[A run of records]
* * *
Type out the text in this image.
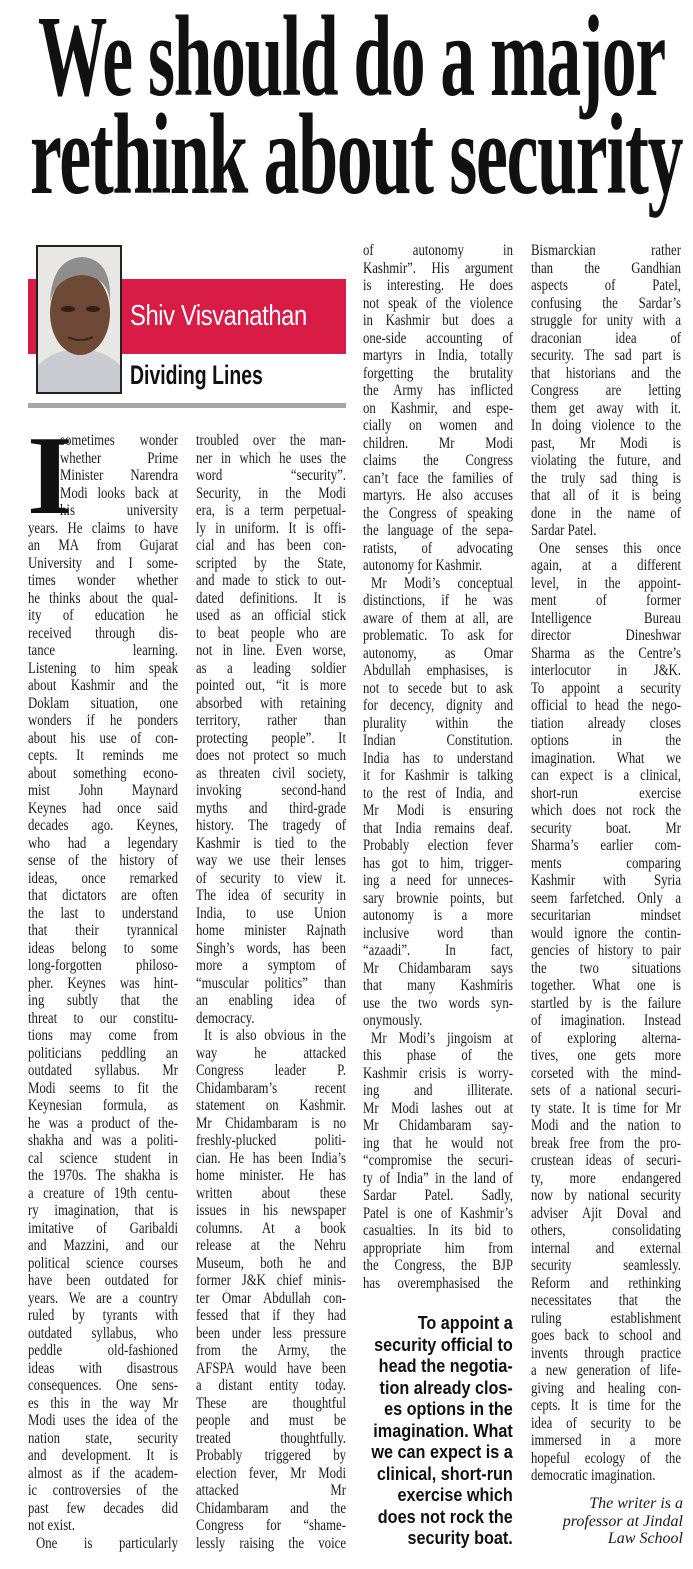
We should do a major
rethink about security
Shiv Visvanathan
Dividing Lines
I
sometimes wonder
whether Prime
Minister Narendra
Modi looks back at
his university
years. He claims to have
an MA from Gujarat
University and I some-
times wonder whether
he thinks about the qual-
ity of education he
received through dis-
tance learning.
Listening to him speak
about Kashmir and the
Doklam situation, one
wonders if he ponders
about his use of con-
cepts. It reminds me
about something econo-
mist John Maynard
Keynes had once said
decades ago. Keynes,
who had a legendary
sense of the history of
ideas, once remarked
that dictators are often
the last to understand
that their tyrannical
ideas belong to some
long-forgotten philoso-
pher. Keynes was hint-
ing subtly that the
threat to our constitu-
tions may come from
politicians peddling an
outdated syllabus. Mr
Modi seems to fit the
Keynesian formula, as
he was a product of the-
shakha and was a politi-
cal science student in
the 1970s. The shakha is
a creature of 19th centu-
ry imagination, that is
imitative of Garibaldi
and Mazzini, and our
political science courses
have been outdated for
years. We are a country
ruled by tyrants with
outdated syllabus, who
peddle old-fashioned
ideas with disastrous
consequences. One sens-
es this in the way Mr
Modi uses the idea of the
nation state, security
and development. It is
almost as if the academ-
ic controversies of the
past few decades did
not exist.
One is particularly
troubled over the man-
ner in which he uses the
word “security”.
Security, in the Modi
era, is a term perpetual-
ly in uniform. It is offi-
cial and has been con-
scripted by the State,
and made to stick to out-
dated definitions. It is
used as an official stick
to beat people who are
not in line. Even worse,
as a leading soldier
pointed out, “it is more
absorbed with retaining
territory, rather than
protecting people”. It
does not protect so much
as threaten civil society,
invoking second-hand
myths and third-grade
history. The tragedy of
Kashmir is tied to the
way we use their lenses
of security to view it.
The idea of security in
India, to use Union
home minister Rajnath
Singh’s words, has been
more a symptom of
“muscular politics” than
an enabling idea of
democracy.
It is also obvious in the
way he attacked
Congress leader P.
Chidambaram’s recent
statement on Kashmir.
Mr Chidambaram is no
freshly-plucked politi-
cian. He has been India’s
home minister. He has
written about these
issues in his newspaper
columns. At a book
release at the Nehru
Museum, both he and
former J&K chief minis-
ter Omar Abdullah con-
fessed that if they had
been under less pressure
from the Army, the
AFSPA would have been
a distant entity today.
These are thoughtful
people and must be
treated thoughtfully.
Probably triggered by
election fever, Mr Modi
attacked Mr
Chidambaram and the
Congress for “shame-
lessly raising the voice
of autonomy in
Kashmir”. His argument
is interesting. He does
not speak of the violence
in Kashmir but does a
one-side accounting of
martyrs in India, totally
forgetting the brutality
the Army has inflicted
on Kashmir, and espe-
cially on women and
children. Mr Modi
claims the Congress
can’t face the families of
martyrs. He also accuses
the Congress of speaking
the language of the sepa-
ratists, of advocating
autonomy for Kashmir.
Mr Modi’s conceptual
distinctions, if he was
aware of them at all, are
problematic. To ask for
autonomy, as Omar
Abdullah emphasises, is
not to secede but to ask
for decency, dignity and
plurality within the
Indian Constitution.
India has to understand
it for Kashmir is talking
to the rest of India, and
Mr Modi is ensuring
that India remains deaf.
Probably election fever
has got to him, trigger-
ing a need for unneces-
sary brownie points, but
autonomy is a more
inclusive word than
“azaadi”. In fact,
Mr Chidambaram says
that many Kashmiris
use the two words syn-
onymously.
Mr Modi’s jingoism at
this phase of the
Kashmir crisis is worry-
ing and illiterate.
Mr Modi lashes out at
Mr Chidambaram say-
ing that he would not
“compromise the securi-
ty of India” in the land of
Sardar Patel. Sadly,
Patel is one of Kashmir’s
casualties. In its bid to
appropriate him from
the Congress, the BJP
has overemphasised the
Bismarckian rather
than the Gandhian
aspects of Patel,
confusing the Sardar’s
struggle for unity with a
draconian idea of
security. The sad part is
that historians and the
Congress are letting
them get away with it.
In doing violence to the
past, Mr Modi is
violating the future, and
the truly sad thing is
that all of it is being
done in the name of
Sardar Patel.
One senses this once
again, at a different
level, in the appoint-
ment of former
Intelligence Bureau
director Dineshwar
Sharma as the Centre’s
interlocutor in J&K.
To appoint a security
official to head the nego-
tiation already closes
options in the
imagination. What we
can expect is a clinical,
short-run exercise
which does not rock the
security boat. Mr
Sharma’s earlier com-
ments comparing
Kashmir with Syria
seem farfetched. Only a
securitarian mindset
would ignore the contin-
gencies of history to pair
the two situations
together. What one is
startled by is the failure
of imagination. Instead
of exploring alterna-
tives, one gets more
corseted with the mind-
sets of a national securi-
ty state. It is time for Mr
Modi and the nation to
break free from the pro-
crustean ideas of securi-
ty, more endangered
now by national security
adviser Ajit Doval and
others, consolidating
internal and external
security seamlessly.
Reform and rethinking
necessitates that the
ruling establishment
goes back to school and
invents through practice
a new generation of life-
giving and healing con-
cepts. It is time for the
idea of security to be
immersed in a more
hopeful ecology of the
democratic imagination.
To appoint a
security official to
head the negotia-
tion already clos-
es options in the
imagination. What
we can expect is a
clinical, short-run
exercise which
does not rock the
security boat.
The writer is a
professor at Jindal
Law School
* * *
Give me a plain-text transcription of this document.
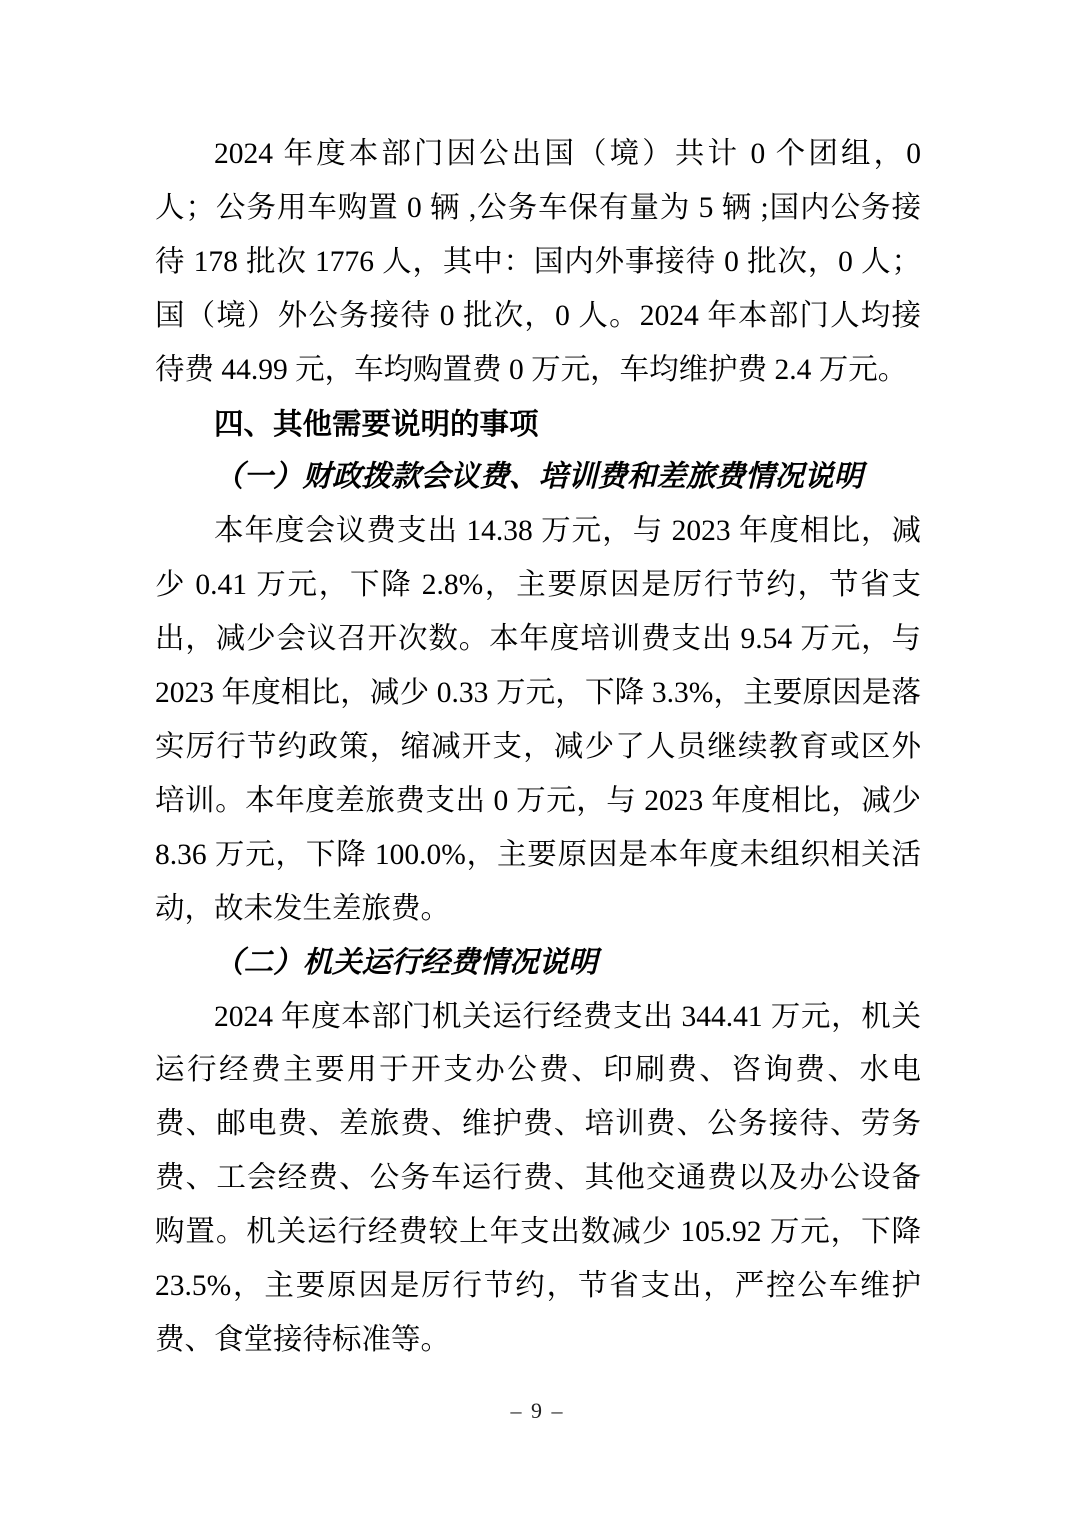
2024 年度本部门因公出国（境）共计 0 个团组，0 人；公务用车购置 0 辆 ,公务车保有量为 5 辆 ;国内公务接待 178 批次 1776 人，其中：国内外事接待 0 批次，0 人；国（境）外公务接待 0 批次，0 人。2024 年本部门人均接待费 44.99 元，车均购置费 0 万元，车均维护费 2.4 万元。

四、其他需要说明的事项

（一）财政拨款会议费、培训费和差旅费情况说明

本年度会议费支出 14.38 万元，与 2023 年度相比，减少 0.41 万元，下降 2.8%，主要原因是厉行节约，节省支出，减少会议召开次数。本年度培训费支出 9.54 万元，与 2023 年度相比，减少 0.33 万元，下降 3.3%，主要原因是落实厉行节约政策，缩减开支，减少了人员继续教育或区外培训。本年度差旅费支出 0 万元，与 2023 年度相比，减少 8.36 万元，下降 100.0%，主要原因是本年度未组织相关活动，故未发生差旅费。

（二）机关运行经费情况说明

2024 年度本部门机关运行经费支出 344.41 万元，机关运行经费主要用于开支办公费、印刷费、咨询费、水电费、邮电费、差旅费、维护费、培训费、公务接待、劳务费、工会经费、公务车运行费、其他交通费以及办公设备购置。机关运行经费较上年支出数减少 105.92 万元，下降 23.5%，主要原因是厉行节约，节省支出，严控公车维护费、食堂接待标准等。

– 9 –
* * *
Job: Read through the entries and copy each line in which "Congress" appears.

The answer:
Congress leader P.
Congress for “shame-
claims the Congress
the Congress of speaking
the Congress, the BJP
Congress are letting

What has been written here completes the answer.